## START PROVIDED ENTRIES
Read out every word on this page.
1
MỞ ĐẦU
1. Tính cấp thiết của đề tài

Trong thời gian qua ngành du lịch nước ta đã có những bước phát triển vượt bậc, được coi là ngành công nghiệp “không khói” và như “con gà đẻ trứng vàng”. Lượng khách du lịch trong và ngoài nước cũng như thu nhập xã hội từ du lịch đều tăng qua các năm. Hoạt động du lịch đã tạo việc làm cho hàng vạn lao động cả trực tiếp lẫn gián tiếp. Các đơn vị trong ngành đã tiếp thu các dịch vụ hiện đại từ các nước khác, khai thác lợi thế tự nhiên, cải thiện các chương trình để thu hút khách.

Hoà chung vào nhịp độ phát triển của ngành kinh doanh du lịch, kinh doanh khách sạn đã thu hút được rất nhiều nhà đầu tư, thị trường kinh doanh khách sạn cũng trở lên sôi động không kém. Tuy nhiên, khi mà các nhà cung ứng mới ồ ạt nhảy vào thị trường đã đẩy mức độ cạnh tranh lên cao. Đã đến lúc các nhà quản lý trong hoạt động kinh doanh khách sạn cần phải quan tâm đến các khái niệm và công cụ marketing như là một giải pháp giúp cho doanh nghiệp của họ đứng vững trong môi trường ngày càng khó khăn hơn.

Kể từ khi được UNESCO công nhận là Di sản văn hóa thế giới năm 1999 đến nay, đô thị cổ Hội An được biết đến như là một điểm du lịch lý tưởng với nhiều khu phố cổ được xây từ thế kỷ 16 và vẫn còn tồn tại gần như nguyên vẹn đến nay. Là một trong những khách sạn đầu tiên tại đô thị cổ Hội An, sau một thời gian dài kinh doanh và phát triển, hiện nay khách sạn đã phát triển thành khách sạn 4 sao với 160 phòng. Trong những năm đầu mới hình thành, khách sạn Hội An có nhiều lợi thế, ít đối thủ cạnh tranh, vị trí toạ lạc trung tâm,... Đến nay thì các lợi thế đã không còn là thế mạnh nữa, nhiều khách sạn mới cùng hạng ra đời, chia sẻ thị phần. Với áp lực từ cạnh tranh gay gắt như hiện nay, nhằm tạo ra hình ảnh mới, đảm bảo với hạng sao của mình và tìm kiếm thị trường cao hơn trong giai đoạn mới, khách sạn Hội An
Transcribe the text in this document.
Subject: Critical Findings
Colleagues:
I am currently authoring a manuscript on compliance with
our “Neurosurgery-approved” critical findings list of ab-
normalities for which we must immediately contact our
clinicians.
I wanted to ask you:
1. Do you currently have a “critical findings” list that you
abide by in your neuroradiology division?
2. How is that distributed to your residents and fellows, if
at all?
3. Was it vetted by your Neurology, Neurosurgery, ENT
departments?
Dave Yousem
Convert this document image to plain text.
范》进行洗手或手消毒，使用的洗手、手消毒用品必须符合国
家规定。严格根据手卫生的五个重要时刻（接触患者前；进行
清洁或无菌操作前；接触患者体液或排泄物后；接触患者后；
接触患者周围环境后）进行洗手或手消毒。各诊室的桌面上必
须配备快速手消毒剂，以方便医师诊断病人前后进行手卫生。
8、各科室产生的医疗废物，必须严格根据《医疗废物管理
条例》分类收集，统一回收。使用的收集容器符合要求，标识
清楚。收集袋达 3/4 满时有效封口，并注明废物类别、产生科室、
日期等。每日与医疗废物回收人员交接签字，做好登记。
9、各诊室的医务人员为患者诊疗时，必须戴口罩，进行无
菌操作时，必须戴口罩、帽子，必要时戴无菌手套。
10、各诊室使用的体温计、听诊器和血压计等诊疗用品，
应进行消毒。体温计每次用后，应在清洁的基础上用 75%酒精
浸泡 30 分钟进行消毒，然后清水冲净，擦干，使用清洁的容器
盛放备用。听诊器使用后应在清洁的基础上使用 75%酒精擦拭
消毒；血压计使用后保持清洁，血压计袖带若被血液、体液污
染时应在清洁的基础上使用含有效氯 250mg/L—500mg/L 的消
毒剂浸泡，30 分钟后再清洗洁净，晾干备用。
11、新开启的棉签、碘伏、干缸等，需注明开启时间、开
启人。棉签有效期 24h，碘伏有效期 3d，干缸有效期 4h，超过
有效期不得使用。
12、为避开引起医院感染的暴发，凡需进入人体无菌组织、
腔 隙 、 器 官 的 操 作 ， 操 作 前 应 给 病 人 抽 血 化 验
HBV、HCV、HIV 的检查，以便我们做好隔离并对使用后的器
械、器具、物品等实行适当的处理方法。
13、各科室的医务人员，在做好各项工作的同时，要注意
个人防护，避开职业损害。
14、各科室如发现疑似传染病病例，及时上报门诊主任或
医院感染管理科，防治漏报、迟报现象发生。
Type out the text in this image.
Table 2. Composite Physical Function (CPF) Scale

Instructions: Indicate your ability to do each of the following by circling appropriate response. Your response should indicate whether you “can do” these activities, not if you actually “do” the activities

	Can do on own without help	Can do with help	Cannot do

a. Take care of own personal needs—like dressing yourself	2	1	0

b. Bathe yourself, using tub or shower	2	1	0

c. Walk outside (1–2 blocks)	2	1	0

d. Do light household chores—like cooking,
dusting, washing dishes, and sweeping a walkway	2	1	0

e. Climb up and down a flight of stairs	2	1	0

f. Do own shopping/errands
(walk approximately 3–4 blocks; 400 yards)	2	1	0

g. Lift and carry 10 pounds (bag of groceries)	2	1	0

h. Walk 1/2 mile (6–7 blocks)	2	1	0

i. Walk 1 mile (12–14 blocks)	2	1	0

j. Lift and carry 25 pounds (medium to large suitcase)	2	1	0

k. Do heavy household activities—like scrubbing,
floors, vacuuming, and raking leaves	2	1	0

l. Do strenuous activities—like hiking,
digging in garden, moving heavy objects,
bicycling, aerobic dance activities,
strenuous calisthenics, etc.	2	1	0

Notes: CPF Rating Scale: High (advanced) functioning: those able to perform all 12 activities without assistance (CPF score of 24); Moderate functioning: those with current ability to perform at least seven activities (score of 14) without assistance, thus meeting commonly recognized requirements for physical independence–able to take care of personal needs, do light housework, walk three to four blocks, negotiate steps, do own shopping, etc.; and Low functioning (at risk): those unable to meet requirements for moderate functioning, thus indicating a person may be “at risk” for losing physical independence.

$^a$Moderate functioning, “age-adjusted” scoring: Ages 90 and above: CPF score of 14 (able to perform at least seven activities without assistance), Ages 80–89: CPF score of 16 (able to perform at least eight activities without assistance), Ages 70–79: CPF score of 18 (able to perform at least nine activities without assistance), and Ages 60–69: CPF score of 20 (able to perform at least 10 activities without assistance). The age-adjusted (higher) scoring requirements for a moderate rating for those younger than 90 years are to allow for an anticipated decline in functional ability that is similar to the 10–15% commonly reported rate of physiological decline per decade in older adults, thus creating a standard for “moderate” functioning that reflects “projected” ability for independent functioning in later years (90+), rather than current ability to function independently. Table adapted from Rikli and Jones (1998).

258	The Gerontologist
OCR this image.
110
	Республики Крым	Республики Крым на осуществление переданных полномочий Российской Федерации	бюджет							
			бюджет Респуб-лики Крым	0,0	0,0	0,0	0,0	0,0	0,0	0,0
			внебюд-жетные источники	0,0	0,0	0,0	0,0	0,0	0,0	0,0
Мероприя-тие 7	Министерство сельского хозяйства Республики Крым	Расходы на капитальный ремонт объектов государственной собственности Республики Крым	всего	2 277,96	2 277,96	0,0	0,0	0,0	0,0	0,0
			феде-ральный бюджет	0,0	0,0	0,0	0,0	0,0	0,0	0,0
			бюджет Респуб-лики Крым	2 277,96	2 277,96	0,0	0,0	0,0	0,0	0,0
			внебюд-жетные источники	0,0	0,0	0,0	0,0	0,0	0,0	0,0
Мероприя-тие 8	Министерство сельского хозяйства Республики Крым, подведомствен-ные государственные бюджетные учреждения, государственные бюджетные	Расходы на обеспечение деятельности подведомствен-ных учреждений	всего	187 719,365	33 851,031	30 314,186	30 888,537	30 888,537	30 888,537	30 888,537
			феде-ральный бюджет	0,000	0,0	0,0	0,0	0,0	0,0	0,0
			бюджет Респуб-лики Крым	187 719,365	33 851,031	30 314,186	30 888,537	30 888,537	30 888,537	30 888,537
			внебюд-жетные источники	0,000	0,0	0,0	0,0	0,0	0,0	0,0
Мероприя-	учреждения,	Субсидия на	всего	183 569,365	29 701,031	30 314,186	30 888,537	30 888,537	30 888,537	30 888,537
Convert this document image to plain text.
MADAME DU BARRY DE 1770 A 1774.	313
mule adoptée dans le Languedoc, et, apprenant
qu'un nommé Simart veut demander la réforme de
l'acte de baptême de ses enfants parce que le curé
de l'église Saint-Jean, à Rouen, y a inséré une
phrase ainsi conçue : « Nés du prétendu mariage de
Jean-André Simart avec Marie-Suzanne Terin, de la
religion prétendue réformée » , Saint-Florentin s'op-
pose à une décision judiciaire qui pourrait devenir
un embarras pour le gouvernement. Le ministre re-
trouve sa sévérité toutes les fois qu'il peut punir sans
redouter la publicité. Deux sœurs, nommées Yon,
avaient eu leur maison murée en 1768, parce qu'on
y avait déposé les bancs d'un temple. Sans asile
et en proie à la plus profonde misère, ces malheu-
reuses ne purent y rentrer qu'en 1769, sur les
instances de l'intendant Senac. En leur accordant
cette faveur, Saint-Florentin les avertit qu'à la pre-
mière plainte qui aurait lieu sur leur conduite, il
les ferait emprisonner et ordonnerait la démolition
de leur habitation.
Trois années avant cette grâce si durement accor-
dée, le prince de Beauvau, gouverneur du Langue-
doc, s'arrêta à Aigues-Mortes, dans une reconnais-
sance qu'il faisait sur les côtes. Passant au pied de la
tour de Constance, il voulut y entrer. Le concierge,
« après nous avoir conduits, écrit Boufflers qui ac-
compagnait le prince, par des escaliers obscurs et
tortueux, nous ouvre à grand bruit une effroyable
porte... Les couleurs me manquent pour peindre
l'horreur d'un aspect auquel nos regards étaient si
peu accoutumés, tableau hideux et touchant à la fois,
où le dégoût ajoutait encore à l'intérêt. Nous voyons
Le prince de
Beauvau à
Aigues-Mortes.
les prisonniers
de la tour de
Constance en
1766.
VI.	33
## END PROVIDED ENTRIES
*EXERCISE TASK*:
Look through the entries and return every line where "trường" appears.

*RESULT FOR THIS TASK*:
Hoà chung vào nhịp độ phát triển của ngành kinh doanh du lịch, kinh doanh khách sạn đã thu hút được rất nhiều nhà đầu tư, thị trường kinh doanh khách sạn cũng trở lên sôi động không kém. Tuy nhiên, khi mà các nhà cung ứng mới ồ ạt nhảy vào thị trường đã đẩy mức độ cạnh tranh lên cao. Đã đến lúc các nhà quản lý trong hoạt động kinh doanh khách sạn cần phải quan tâm đến các khái niệm và công cụ marketing như là một giải pháp giúp cho doanh nghiệp của họ đứng vững trong môi trường ngày càng khó khăn hơn.
Kể từ khi được UNESCO công nhận là Di sản văn hóa thế giới năm 1999 đến nay, đô thị cổ Hội An được biết đến như là một điểm du lịch lý tưởng với nhiều khu phố cổ được xây từ thế kỷ 16 và vẫn còn tồn tại gần như nguyên vẹn đến nay. Là một trong những khách sạn đầu tiên tại đô thị cổ Hội An, sau một thời gian dài kinh doanh và phát triển, hiện nay khách sạn đã phát triển thành khách sạn 4 sao với 160 phòng. Trong những năm đầu mới hình thành, khách sạn Hội An có nhiều lợi thế, ít đối thủ cạnh tranh, vị trí toạ lạc trung tâm,... Đến nay thì các lợi thế đã không còn là thế mạnh nữa, nhiều khách sạn mới cùng hạng ra đời, chia sẻ thị phần. Với áp lực từ cạnh tranh gay gắt như hiện nay, nhằm tạo ra hình ảnh mới, đảm bảo với hạng sao của mình và tìm kiếm thị trường cao hơn trong giai đoạn mới, khách sạn Hội An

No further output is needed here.